* [Written request] Without the pictures, set down the records below word for word.

* [Provided entries]
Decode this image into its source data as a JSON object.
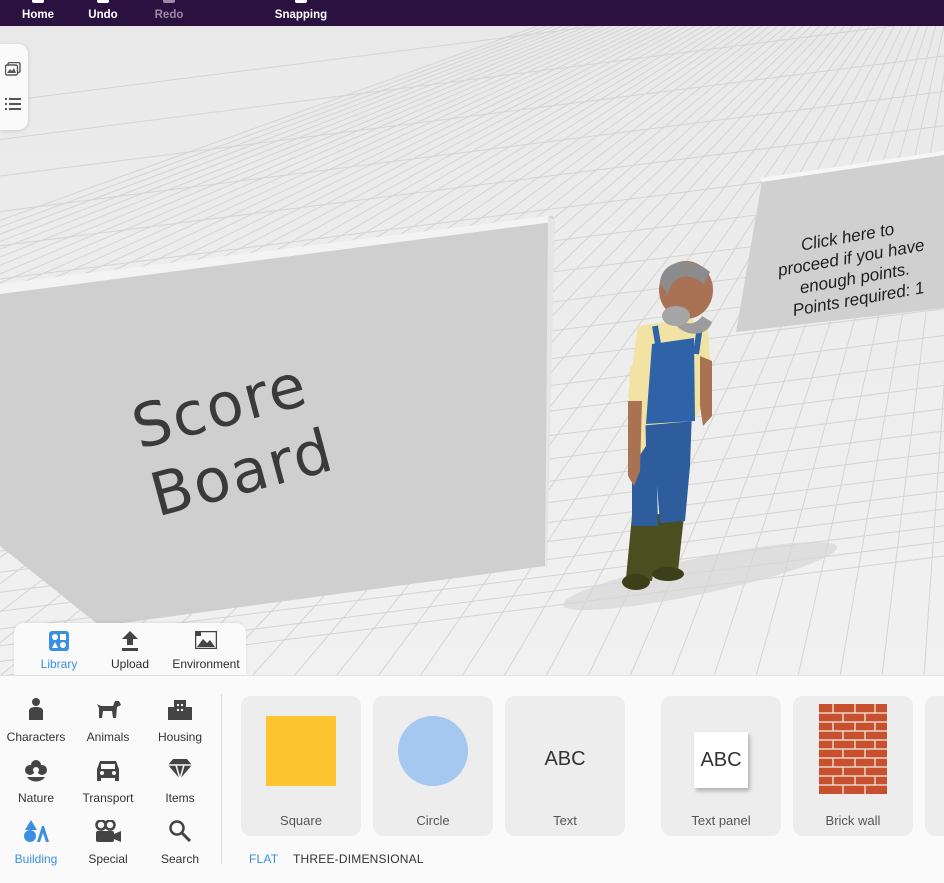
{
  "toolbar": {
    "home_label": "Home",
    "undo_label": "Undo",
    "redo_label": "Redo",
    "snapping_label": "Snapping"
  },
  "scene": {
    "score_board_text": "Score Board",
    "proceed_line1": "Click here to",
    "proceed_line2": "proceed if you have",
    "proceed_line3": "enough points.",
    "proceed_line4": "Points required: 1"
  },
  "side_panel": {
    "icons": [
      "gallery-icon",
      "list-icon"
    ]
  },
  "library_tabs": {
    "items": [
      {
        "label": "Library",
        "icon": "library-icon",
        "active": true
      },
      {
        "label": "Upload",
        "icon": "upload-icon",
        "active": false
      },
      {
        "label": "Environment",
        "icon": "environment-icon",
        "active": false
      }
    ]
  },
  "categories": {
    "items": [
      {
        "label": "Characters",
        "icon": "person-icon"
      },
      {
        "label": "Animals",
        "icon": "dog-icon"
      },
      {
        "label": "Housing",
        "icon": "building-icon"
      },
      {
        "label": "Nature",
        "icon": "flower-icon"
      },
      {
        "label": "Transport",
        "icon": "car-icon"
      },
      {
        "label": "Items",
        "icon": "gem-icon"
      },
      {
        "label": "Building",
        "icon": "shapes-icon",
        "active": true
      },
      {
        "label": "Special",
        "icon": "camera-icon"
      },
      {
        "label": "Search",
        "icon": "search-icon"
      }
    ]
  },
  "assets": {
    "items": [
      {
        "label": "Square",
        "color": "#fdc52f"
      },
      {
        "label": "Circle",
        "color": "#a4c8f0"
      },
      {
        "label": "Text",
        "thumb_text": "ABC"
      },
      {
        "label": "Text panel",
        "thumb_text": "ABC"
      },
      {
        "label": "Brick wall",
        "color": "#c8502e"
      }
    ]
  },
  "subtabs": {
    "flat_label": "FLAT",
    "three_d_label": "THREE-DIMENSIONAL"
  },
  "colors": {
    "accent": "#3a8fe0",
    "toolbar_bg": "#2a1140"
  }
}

* [Worked solution]
Decode this image into its source data as a JSON object.
{
  "toolbar": {
    "home_label": "Home",
    "undo_label": "Undo",
    "redo_label": "Redo",
    "snapping_label": "Snapping"
  },
  "scene": {
    "score_board_text": "Score Board",
    "proceed_line1": "Click here to",
    "proceed_line2": "proceed if you have",
    "proceed_line3": "enough points.",
    "proceed_line4": "Points required: 1"
  },
  "side_panel": {
    "icons": [
      "gallery-icon",
      "list-icon"
    ]
  },
  "library_tabs": {
    "items": [
      {
        "label": "Library",
        "icon": "library-icon",
        "active": true
      },
      {
        "label": "Upload",
        "icon": "upload-icon",
        "active": false
      },
      {
        "label": "Environment",
        "icon": "environment-icon",
        "active": false
      }
    ]
  },
  "categories": {
    "items": [
      {
        "label": "Characters",
        "icon": "person-icon"
      },
      {
        "label": "Animals",
        "icon": "dog-icon"
      },
      {
        "label": "Housing",
        "icon": "building-icon"
      },
      {
        "label": "Nature",
        "icon": "flower-icon"
      },
      {
        "label": "Transport",
        "icon": "car-icon"
      },
      {
        "label": "Items",
        "icon": "gem-icon"
      },
      {
        "label": "Building",
        "icon": "shapes-icon",
        "active": true
      },
      {
        "label": "Special",
        "icon": "camera-icon"
      },
      {
        "label": "Search",
        "icon": "search-icon"
      }
    ]
  },
  "assets": {
    "items": [
      {
        "label": "Square",
        "color": "#fdc52f"
      },
      {
        "label": "Circle",
        "color": "#a4c8f0"
      },
      {
        "label": "Text",
        "thumb_text": "ABC"
      },
      {
        "label": "Text panel",
        "thumb_text": "ABC"
      },
      {
        "label": "Brick wall",
        "color": "#c8502e"
      }
    ]
  },
  "subtabs": {
    "flat_label": "FLAT",
    "three_d_label": "THREE-DIMENSIONAL"
  },
  "colors": {
    "accent": "#3a8fe0",
    "toolbar_bg": "#2a1140"
  }
}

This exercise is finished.